EXERCISE INPUT:

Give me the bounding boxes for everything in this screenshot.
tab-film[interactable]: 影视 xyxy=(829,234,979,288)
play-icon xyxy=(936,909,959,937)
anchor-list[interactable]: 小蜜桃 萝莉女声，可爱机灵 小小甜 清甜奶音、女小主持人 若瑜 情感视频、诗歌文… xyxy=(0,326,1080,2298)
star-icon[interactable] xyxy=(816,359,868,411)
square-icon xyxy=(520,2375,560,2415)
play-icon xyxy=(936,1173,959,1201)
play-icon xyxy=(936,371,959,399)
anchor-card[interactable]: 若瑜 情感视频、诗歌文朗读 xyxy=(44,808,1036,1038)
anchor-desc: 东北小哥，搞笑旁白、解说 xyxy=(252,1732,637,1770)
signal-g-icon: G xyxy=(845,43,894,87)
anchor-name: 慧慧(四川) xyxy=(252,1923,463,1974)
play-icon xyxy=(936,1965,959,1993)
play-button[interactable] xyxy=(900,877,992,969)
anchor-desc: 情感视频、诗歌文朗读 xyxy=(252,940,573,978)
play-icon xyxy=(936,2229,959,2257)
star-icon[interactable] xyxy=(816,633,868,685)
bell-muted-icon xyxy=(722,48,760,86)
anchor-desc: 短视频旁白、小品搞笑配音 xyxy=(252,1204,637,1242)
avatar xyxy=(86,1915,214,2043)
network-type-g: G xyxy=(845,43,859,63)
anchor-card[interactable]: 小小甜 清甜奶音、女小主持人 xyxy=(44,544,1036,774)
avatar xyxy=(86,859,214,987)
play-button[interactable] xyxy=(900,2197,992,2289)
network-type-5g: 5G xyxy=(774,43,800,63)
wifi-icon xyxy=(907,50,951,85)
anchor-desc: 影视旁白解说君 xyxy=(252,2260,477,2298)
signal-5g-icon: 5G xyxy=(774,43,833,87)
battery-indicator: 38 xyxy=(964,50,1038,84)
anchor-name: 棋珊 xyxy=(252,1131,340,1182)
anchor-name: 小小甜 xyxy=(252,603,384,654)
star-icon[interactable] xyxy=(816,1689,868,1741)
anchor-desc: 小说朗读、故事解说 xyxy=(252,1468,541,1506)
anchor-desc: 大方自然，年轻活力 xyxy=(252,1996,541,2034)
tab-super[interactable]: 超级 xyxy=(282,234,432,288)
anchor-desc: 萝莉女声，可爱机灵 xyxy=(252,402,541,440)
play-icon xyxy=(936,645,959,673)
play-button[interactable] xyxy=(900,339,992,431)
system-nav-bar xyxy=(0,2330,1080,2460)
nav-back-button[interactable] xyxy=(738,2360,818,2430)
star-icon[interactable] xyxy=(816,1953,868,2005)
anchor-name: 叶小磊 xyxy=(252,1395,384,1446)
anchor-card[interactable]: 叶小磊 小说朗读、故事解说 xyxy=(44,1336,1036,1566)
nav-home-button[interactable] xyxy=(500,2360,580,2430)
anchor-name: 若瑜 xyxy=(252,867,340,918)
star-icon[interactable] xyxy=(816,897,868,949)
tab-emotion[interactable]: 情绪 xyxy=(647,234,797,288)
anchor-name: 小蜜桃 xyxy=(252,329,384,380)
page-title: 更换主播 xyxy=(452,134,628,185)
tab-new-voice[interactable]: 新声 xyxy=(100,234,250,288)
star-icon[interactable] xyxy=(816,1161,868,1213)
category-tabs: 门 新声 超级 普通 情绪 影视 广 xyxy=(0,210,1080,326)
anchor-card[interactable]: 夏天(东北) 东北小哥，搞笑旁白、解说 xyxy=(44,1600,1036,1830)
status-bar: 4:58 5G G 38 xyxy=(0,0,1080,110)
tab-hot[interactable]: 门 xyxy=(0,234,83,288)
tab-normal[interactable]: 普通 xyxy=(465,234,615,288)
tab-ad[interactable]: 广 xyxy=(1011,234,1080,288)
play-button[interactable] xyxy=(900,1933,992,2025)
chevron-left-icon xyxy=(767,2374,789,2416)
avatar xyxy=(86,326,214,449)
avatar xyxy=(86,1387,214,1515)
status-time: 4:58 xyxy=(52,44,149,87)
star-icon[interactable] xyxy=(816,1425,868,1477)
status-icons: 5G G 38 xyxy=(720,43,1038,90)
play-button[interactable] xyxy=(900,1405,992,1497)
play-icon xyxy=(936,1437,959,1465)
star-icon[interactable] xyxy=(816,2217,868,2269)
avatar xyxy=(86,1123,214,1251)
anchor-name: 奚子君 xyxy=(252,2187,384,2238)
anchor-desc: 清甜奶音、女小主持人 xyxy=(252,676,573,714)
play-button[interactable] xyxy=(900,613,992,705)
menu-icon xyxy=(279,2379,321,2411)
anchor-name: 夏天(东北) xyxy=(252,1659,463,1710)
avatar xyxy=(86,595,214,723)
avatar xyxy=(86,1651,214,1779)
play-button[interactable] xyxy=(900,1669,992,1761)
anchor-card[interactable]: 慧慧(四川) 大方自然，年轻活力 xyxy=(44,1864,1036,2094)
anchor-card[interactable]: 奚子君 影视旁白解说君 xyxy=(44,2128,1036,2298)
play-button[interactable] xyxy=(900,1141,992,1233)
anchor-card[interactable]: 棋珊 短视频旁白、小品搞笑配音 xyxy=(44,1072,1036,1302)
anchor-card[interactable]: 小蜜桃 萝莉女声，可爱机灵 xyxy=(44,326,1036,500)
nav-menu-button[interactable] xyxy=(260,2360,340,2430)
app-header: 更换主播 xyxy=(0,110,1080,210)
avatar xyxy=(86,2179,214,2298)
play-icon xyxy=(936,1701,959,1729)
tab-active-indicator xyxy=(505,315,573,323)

STATED PROBLEM:
Copy every item above line for line, with no changes.

ANSWER TO THIS PROBLEM:
Give me the bounding boxes for everything in this screenshot.
tab-film[interactable]: 影视 xyxy=(829,234,979,288)
play-icon xyxy=(936,909,959,937)
anchor-list[interactable]: 小蜜桃 萝莉女声，可爱机灵 小小甜 清甜奶音、女小主持人 若瑜 情感视频、诗歌文… xyxy=(0,326,1080,2298)
star-icon[interactable] xyxy=(816,359,868,411)
square-icon xyxy=(520,2375,560,2415)
play-icon xyxy=(936,1173,959,1201)
play-icon xyxy=(936,371,959,399)
anchor-card[interactable]: 若瑜 情感视频、诗歌文朗读 xyxy=(44,808,1036,1038)
anchor-desc: 东北小哥，搞笑旁白、解说 xyxy=(252,1732,637,1770)
signal-g-icon: G xyxy=(845,43,894,87)
anchor-name: 慧慧(四川) xyxy=(252,1923,463,1974)
play-icon xyxy=(936,1965,959,1993)
play-button[interactable] xyxy=(900,877,992,969)
anchor-desc: 情感视频、诗歌文朗读 xyxy=(252,940,573,978)
play-icon xyxy=(936,2229,959,2257)
star-icon[interactable] xyxy=(816,633,868,685)
bell-muted-icon xyxy=(722,48,760,86)
anchor-desc: 短视频旁白、小品搞笑配音 xyxy=(252,1204,637,1242)
avatar xyxy=(86,1915,214,2043)
network-type-g: G xyxy=(845,43,859,63)
anchor-card[interactable]: 小小甜 清甜奶音、女小主持人 xyxy=(44,544,1036,774)
avatar xyxy=(86,859,214,987)
play-button[interactable] xyxy=(900,2197,992,2289)
network-type-5g: 5G xyxy=(774,43,800,63)
wifi-icon xyxy=(907,50,951,85)
anchor-desc: 影视旁白解说君 xyxy=(252,2260,477,2298)
signal-5g-icon: 5G xyxy=(774,43,833,87)
battery-indicator: 38 xyxy=(964,50,1038,84)
anchor-name: 棋珊 xyxy=(252,1131,340,1182)
anchor-name: 小小甜 xyxy=(252,603,384,654)
star-icon[interactable] xyxy=(816,1689,868,1741)
anchor-desc: 小说朗读、故事解说 xyxy=(252,1468,541,1506)
anchor-desc: 大方自然，年轻活力 xyxy=(252,1996,541,2034)
tab-super[interactable]: 超级 xyxy=(282,234,432,288)
anchor-desc: 萝莉女声，可爱机灵 xyxy=(252,402,541,440)
play-icon xyxy=(936,645,959,673)
play-button[interactable] xyxy=(900,339,992,431)
system-nav-bar xyxy=(0,2330,1080,2460)
nav-back-button[interactable] xyxy=(738,2360,818,2430)
star-icon[interactable] xyxy=(816,1953,868,2005)
anchor-name: 叶小磊 xyxy=(252,1395,384,1446)
anchor-card[interactable]: 叶小磊 小说朗读、故事解说 xyxy=(44,1336,1036,1566)
nav-home-button[interactable] xyxy=(500,2360,580,2430)
anchor-name: 若瑜 xyxy=(252,867,340,918)
star-icon[interactable] xyxy=(816,897,868,949)
tab-emotion[interactable]: 情绪 xyxy=(647,234,797,288)
anchor-name: 小蜜桃 xyxy=(252,329,384,380)
page-title: 更换主播 xyxy=(452,134,628,185)
tab-new-voice[interactable]: 新声 xyxy=(100,234,250,288)
star-icon[interactable] xyxy=(816,1161,868,1213)
category-tabs: 门 新声 超级 普通 情绪 影视 广 xyxy=(0,210,1080,326)
anchor-card[interactable]: 夏天(东北) 东北小哥，搞笑旁白、解说 xyxy=(44,1600,1036,1830)
status-bar: 4:58 5G G 38 xyxy=(0,0,1080,110)
tab-hot[interactable]: 门 xyxy=(0,234,83,288)
tab-normal[interactable]: 普通 xyxy=(465,234,615,288)
tab-ad[interactable]: 广 xyxy=(1011,234,1080,288)
play-button[interactable] xyxy=(900,1933,992,2025)
chevron-left-icon xyxy=(767,2374,789,2416)
avatar xyxy=(86,326,214,449)
avatar xyxy=(86,1387,214,1515)
status-time: 4:58 xyxy=(52,44,149,87)
star-icon[interactable] xyxy=(816,1425,868,1477)
status-icons: 5G G 38 xyxy=(720,43,1038,90)
play-button[interactable] xyxy=(900,1405,992,1497)
play-icon xyxy=(936,1437,959,1465)
star-icon[interactable] xyxy=(816,2217,868,2269)
avatar xyxy=(86,1123,214,1251)
anchor-name: 奚子君 xyxy=(252,2187,384,2238)
anchor-desc: 清甜奶音、女小主持人 xyxy=(252,676,573,714)
play-button[interactable] xyxy=(900,613,992,705)
menu-icon xyxy=(279,2379,321,2411)
anchor-name: 夏天(东北) xyxy=(252,1659,463,1710)
avatar xyxy=(86,595,214,723)
avatar xyxy=(86,1651,214,1779)
play-button[interactable] xyxy=(900,1669,992,1761)
anchor-card[interactable]: 慧慧(四川) 大方自然，年轻活力 xyxy=(44,1864,1036,2094)
anchor-card[interactable]: 奚子君 影视旁白解说君 xyxy=(44,2128,1036,2298)
play-button[interactable] xyxy=(900,1141,992,1233)
anchor-card[interactable]: 棋珊 短视频旁白、小品搞笑配音 xyxy=(44,1072,1036,1302)
anchor-card[interactable]: 小蜜桃 萝莉女声，可爱机灵 xyxy=(44,326,1036,500)
nav-menu-button[interactable] xyxy=(260,2360,340,2430)
app-header: 更换主播 xyxy=(0,110,1080,210)
avatar xyxy=(86,2179,214,2298)
play-icon xyxy=(936,1701,959,1729)
tab-active-indicator xyxy=(505,315,573,323)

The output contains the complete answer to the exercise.